## Directive
Pictures do not belong in the copy; restate the records below word for word.

## Data rows
******

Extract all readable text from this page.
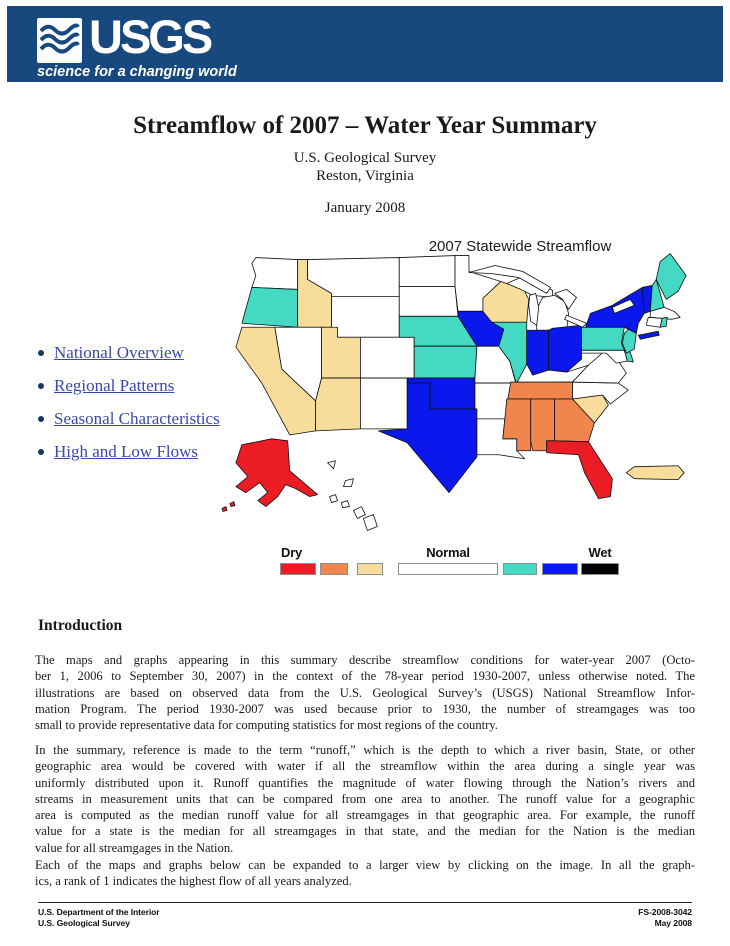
USGS
science for a changing world
Streamflow of 2007 – Water Year Summary
U.S. Geological Survey
Reston, Virginia
January 2008
National Overview
Regional Patterns
Seasonal Characteristics
High and Low Flows
2007 Statewide Streamflow
Dry	Normal	Wet
Introduction
The maps and graphs appearing in this summary describe streamflow conditions for water-year 2007 (Octo-
ber 1, 2006 to September 30, 2007) in the context of the 78-year period 1930-2007, unless otherwise noted. The
illustrations are based on observed data from the U.S. Geological Survey’s (USGS) National Streamflow Infor-
mation Program. The period 1930-2007 was used because prior to 1930, the number of streamgages was too
small to provide representative data for computing statistics for most regions of the country.
In the summary, reference is made to the term “runoff,” which is the depth to which a river basin, State, or other
geographic area would be covered with water if all the streamflow within the area during a single year was
uniformly distributed upon it. Runoff quantifies the magnitude of water flowing through the Nation’s rivers and
streams in measurement units that can be compared from one area to another. The runoff value for a geographic
area is computed as the median runoff value for all streamgages in that geographic area. For example, the runoff
value for a state is the median for all streamgages in that state, and the median for the Nation is the median
value for all streamgages in the Nation.
Each of the maps and graphs below can be expanded to a larger view by clicking on the image. In all the graph-
ics, a rank of 1 indicates the highest flow of all years analyzed.
U.S. Department of the Interior
U.S. Geological Survey
FS-2008-3042
May 2008
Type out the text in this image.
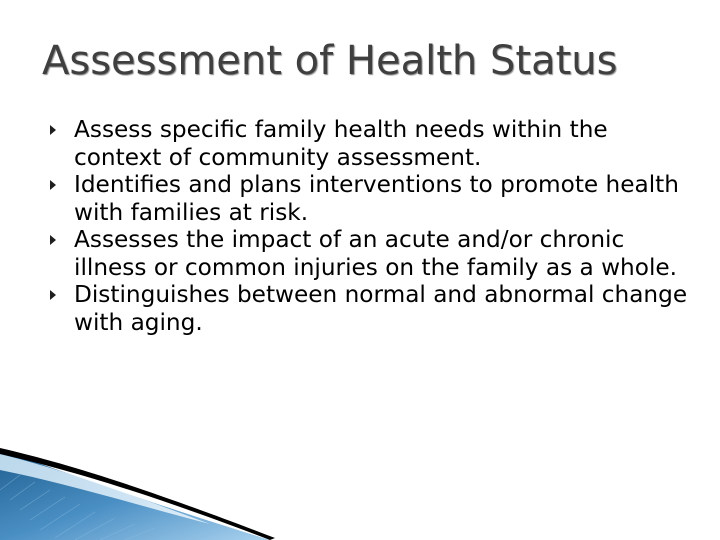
Assessment of Health Status
Assess specific family health needs within the context of community assessment.
Identifies and plans interventions to promote health with families at risk.
Assesses the impact of an acute and/or chronic illness or common injuries on the family as a whole.
Distinguishes between normal and abnormal change with aging.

******

## Output
Extract all readable text from this page.
USGS
science for a changing world
Streamflow of 2007 – Water Year Summary
U.S. Geological Survey
Reston, Virginia
January 2008
National Overview
Regional Patterns
Seasonal Characteristics
High and Low Flows
2007 Statewide Streamflow
Dry	Normal	Wet
Introduction
The maps and graphs appearing in this summary describe streamflow conditions for water-year 2007 (Octo-
ber 1, 2006 to September 30, 2007) in the context of the 78-year period 1930-2007, unless otherwise noted. The
illustrations are based on observed data from the U.S. Geological Survey’s (USGS) National Streamflow Infor-
mation Program. The period 1930-2007 was used because prior to 1930, the number of streamgages was too
small to provide representative data for computing statistics for most regions of the country.
In the summary, reference is made to the term “runoff,” which is the depth to which a river basin, State, or other
geographic area would be covered with water if all the streamflow within the area during a single year was
uniformly distributed upon it. Runoff quantifies the magnitude of water flowing through the Nation’s rivers and
streams in measurement units that can be compared from one area to another. The runoff value for a geographic
area is computed as the median runoff value for all streamgages in that geographic area. For example, the runoff
value for a state is the median for all streamgages in that state, and the median for the Nation is the median
value for all streamgages in the Nation.
Each of the maps and graphs below can be expanded to a larger view by clicking on the image. In all the graph-
ics, a rank of 1 indicates the highest flow of all years analyzed.
U.S. Department of the Interior
U.S. Geological Survey
FS-2008-3042
May 2008
Type out the text in this image.
Assessment of Health Status
Assess specific family health needs within the context of community assessment.
Identifies and plans interventions to promote health with families at risk.
Assesses the impact of an acute and/or chronic illness or common injuries on the family as a whole.
Distinguishes between normal and abnormal change with aging.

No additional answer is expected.